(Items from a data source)

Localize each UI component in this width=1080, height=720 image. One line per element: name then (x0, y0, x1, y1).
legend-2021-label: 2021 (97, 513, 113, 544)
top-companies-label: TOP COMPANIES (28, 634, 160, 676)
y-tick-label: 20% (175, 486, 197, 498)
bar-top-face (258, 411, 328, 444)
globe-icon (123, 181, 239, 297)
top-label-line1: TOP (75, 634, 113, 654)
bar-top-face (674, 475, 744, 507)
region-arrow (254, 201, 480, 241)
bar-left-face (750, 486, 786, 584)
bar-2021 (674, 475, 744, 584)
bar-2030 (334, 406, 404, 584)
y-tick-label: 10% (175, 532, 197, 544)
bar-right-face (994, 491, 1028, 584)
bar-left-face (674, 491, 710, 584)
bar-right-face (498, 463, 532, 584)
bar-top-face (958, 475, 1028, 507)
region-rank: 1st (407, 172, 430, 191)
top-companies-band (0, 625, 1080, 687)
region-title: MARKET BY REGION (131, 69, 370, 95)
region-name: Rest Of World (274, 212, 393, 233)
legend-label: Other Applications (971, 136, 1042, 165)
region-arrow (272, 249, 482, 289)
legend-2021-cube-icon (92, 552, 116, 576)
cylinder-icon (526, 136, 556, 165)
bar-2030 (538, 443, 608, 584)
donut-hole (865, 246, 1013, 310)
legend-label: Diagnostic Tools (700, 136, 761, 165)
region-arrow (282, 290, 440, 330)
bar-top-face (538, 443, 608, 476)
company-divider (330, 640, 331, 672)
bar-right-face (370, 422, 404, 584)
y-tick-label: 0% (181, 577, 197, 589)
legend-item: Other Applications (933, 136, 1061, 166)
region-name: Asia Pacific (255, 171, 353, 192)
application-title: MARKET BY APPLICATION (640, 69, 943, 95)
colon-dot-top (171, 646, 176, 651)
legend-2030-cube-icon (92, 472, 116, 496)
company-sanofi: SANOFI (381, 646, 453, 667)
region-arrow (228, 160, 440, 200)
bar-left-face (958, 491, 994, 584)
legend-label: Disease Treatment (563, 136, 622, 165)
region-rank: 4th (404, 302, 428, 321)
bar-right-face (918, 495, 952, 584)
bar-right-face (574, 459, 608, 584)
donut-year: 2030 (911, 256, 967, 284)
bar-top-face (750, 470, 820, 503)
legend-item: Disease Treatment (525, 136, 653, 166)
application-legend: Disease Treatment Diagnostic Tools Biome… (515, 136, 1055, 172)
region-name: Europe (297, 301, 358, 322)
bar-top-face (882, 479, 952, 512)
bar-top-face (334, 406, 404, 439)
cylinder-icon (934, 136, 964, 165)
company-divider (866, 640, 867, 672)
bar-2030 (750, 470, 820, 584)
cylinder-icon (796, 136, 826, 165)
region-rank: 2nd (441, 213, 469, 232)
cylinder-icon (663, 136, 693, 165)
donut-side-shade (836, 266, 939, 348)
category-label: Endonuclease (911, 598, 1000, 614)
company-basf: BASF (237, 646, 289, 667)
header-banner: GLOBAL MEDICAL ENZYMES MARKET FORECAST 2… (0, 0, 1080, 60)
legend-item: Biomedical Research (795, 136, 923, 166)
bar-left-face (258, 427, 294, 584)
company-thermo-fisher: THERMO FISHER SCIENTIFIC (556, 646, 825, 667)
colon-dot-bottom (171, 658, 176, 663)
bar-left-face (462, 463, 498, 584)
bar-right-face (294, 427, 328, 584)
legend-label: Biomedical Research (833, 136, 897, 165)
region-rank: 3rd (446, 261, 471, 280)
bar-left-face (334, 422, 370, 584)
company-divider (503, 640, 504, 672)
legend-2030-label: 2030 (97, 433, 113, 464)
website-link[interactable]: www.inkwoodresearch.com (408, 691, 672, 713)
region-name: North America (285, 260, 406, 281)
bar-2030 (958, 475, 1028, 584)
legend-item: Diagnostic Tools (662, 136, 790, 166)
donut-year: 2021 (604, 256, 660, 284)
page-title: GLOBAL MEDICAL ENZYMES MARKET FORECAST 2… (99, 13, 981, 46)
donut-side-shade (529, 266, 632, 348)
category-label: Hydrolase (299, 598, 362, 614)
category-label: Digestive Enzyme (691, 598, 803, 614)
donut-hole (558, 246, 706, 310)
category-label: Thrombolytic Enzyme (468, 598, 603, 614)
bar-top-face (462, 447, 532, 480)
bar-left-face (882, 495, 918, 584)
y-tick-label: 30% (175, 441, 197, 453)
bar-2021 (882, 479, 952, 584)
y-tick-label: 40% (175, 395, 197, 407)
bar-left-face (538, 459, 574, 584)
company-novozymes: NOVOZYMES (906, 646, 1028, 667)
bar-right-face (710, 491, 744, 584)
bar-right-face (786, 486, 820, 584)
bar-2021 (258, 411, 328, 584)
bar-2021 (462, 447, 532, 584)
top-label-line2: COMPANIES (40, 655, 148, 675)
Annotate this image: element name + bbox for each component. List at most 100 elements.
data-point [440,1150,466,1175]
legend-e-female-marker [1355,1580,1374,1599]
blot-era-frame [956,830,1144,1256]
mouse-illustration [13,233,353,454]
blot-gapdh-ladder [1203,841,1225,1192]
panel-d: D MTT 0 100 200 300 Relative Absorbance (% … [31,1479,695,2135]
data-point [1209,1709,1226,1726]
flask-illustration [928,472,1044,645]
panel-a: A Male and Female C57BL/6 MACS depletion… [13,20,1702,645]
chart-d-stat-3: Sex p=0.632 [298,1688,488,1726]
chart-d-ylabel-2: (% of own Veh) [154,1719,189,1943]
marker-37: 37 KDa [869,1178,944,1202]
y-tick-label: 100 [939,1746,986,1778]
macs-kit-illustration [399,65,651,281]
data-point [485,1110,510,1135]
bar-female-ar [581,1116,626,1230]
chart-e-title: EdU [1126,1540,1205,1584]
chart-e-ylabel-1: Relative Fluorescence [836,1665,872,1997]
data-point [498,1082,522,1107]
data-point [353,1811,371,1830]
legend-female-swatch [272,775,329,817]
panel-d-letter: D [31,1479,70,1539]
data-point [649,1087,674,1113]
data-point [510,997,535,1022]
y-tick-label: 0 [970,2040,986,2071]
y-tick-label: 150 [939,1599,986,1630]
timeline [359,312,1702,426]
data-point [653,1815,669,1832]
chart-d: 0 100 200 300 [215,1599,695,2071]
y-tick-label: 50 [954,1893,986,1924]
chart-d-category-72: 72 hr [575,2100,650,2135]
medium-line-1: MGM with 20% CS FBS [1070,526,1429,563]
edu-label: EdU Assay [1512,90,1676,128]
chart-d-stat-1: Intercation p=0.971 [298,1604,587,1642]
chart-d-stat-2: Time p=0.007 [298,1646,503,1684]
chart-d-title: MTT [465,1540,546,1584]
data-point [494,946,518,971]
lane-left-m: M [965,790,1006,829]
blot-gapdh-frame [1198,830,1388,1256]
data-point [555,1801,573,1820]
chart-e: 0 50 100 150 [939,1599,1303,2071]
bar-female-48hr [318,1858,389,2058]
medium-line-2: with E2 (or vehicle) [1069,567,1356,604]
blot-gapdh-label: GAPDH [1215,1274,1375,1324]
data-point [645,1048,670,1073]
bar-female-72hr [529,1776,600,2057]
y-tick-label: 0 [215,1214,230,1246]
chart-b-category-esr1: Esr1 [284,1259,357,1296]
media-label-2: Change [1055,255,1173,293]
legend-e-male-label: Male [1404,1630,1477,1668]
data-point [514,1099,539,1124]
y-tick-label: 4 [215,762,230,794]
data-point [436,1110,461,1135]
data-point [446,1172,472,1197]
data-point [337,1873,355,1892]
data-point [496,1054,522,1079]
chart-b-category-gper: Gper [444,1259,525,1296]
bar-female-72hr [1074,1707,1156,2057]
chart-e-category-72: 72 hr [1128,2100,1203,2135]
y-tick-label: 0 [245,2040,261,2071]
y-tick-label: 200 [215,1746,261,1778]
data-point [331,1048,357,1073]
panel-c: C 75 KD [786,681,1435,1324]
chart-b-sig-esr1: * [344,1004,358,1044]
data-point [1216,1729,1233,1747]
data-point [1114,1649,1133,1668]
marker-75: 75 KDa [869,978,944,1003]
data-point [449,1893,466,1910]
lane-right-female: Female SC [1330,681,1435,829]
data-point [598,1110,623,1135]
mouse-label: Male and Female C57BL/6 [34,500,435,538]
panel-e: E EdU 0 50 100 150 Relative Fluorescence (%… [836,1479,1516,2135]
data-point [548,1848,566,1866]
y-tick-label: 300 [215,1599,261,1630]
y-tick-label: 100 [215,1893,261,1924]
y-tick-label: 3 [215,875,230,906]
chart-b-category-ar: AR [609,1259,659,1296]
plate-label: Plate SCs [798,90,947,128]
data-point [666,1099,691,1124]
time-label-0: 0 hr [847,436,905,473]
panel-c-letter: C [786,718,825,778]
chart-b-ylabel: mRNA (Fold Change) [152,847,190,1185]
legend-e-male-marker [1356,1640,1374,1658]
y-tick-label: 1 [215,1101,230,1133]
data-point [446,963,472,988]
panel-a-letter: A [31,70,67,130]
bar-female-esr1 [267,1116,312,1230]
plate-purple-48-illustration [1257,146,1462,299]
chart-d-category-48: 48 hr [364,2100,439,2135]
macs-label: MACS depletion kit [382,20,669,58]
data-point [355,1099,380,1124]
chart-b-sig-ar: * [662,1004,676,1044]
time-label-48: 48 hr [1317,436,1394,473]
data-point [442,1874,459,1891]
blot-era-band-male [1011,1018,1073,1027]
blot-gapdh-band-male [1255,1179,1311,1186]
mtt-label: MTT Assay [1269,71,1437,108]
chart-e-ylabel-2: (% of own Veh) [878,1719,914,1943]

- _How to complete this task_: The lines to show are those in the data above that include "with".

- _Response below_:
medium-line-1: MGM with 20% CS FBS [1070,526,1429,563]
medium-line-2: with E2 (or vehicle) [1069,567,1356,604]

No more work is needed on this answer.